Page transcription records
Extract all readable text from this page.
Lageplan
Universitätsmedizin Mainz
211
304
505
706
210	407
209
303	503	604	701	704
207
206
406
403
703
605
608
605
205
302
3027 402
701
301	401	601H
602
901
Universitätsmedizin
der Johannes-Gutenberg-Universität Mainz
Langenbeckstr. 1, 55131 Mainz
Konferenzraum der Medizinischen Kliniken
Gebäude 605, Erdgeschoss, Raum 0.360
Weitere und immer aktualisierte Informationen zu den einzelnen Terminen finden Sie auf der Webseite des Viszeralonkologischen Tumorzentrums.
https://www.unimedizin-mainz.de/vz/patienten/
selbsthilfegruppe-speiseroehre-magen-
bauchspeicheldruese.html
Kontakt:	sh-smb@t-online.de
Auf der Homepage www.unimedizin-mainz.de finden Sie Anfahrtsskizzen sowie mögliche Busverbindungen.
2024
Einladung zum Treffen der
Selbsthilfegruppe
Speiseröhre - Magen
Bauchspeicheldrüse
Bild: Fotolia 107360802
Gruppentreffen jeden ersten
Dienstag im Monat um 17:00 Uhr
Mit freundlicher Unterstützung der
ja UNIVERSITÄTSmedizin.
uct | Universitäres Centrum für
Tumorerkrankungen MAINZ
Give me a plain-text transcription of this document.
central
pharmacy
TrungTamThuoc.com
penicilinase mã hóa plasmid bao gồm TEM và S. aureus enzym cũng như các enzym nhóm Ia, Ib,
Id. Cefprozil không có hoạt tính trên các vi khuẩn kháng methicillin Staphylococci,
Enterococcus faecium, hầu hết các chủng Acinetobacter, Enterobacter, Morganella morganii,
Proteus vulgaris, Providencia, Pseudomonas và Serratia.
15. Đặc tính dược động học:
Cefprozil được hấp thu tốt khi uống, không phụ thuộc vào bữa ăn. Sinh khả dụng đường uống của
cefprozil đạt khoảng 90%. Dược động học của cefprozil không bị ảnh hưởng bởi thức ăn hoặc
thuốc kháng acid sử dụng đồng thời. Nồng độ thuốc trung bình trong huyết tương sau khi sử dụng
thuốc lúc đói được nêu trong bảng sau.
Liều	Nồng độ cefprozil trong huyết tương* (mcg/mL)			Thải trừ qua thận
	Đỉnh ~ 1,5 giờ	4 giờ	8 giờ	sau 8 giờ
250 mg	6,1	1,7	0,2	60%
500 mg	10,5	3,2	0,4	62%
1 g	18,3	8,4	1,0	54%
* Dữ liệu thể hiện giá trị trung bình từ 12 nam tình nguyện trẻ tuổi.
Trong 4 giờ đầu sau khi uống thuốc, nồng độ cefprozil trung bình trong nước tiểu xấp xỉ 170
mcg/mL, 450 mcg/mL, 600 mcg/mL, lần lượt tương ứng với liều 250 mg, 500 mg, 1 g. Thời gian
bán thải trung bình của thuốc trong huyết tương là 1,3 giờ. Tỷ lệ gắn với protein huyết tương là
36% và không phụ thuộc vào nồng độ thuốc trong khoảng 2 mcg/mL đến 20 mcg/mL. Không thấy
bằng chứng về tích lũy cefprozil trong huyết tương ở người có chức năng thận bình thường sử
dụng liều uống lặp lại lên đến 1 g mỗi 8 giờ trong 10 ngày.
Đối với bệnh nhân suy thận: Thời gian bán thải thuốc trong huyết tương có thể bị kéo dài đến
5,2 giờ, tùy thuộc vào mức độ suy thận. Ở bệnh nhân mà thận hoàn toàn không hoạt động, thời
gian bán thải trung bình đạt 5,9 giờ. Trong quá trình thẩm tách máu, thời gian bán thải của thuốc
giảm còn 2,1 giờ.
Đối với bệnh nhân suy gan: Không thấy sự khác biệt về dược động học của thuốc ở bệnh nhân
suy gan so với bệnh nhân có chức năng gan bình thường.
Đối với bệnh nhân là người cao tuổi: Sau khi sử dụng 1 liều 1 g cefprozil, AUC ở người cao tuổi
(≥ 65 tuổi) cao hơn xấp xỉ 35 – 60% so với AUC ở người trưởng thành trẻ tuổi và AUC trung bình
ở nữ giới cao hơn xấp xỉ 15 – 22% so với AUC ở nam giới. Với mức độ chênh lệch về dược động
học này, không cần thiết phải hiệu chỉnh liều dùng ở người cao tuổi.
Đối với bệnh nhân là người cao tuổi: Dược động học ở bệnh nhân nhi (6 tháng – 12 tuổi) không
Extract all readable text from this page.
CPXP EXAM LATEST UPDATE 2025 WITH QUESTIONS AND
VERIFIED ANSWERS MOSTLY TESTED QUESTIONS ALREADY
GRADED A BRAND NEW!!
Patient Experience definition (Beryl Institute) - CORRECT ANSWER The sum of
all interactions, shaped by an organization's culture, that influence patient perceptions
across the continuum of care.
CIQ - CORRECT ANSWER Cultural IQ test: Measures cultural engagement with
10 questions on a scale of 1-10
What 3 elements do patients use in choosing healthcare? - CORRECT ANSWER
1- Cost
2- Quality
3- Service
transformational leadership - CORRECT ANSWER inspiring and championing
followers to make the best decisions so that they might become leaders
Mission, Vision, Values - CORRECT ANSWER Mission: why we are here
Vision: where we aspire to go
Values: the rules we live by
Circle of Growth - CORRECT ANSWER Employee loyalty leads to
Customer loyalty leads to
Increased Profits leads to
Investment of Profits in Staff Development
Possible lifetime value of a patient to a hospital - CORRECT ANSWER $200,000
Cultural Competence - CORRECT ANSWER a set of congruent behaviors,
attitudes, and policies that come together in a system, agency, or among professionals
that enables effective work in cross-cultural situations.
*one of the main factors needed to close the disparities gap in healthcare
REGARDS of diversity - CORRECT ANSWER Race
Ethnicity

What is needed:
Wherever the word "thấy" appears in the records above, copy that line.

Solution to this exercise:
36% và không phụ thuộc vào nồng độ thuốc trong khoảng 2 mcg/mL đến 20 mcg/mL. Không thấy
Đối với bệnh nhân suy gan: Không thấy sự khác biệt về dược động học của thuốc ở bệnh nhân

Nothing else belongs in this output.